WORK TASK >> Tally the lines below that contain the word "according", then give the tally alone.

[Records excerpted from a collection]

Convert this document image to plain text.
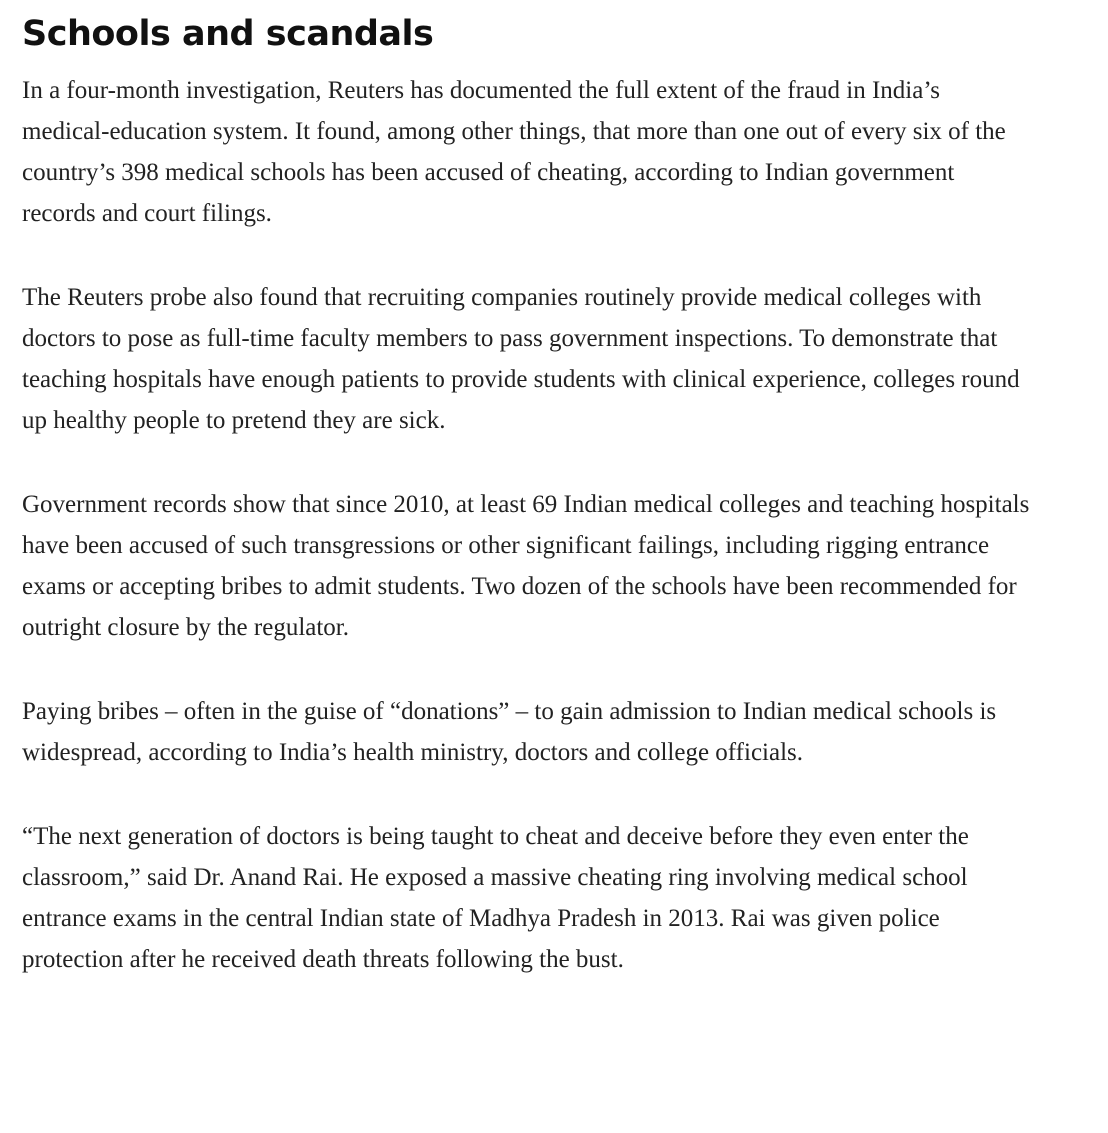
Schools and scandals

In a four-month investigation, Reuters has documented the full extent of the fraud in India’s medical-education system. It found, among other things, that more than one out of every six of the country’s 398 medical schools has been accused of cheating, according to Indian government records and court filings.

The Reuters probe also found that recruiting companies routinely provide medical colleges with doctors to pose as full-time faculty members to pass government inspections. To demonstrate that teaching hospitals have enough patients to provide students with clinical experience, colleges round up healthy people to pretend they are sick.

Government records show that since 2010, at least 69 Indian medical colleges and teaching hospitals have been accused of such transgressions or other significant failings, including rigging entrance exams or accepting bribes to admit students. Two dozen of the schools have been recommended for outright closure by the regulator.

Paying bribes – often in the guise of “donations” – to gain admission to Indian medical schools is widespread, according to India’s health ministry, doctors and college officials.

“The next generation of doctors is being taught to cheat and deceive before they even enter the classroom,” said Dr. Anand Rai. He exposed a massive cheating ring involving medical school entrance exams in the central Indian state of Madhya Pradesh in 2013. Rai was given police protection after he received death threats following the bust.
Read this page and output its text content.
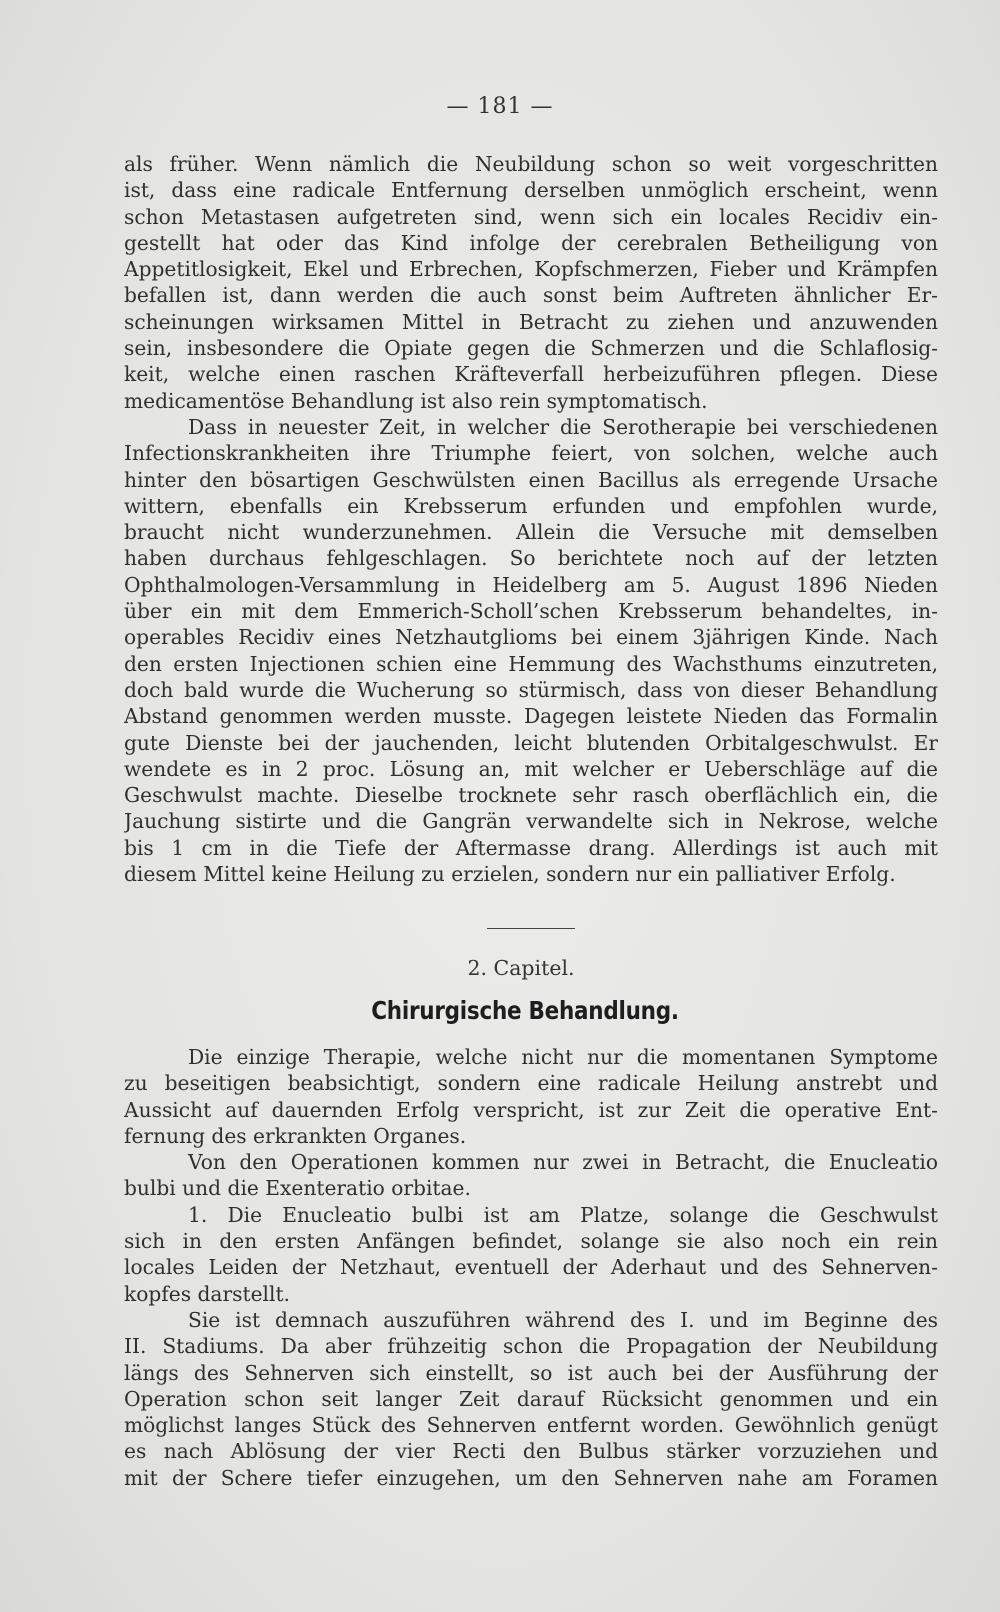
— 181 —
als früher. Wenn nämlich die Neubildung schon so weit vorgeschritten
ist, dass eine radicale Entfernung derselben unmöglich erscheint, wenn
schon Metastasen aufgetreten sind, wenn sich ein locales Recidiv ein-
gestellt hat oder das Kind infolge der cerebralen Betheiligung von
Appetitlosigkeit, Ekel und Erbrechen, Kopfschmerzen, Fieber und Krämpfen
befallen ist, dann werden die auch sonst beim Auftreten ähnlicher Er-
scheinungen wirksamen Mittel in Betracht zu ziehen und anzuwenden
sein, insbesondere die Opiate gegen die Schmerzen und die Schlaflosig-
keit, welche einen raschen Kräfteverfall herbeizuführen pflegen. Diese
medicamentöse Behandlung ist also rein symptomatisch.
Dass in neuester Zeit, in welcher die Serotherapie bei verschiedenen
Infectionskrankheiten ihre Triumphe feiert, von solchen, welche auch
hinter den bösartigen Geschwülsten einen Bacillus als erregende Ursache
wittern, ebenfalls ein Krebsserum erfunden und empfohlen wurde,
braucht nicht wunderzunehmen. Allein die Versuche mit demselben
haben durchaus fehlgeschlagen. So berichtete noch auf der letzten
Ophthalmologen-Versammlung in Heidelberg am 5. August 1896 Nieden
über ein mit dem Emmerich-Scholl’schen Krebsserum behandeltes, in-
operables Recidiv eines Netzhautglioms bei einem 3jährigen Kinde. Nach
den ersten Injectionen schien eine Hemmung des Wachsthums einzutreten,
doch bald wurde die Wucherung so stürmisch, dass von dieser Behandlung
Abstand genommen werden musste. Dagegen leistete Nieden das Formalin
gute Dienste bei der jauchenden, leicht blutenden Orbitalgeschwulst. Er
wendete es in 2 proc. Lösung an, mit welcher er Ueberschläge auf die
Geschwulst machte. Dieselbe trocknete sehr rasch oberflächlich ein, die
Jauchung sistirte und die Gangrän verwandelte sich in Nekrose, welche
bis 1 cm in die Tiefe der Aftermasse drang. Allerdings ist auch mit
diesem Mittel keine Heilung zu erzielen, sondern nur ein palliativer Erfolg.
2. Capitel.
Chirurgische Behandlung.
Die einzige Therapie, welche nicht nur die momentanen Symptome
zu beseitigen beabsichtigt, sondern eine radicale Heilung anstrebt und
Aussicht auf dauernden Erfolg verspricht, ist zur Zeit die operative Ent-
fernung des erkrankten Organes.
Von den Operationen kommen nur zwei in Betracht, die Enucleatio
bulbi und die Exenteratio orbitae.
1. Die Enucleatio bulbi ist am Platze, solange die Geschwulst
sich in den ersten Anfängen befindet, solange sie also noch ein rein
locales Leiden der Netzhaut, eventuell der Aderhaut und des Sehnerven-
kopfes darstellt.
Sie ist demnach auszuführen während des I. und im Beginne des
II. Stadiums. Da aber frühzeitig schon die Propagation der Neubildung
längs des Sehnerven sich einstellt, so ist auch bei der Ausführung der
Operation schon seit langer Zeit darauf Rücksicht genommen und ein
möglichst langes Stück des Sehnerven entfernt worden. Gewöhnlich genügt
es nach Ablösung der vier Recti den Bulbus stärker vorzuziehen und
mit der Schere tiefer einzugehen, um den Sehnerven nahe am Foramen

SOLUTION TO THE EXERCISE >> 2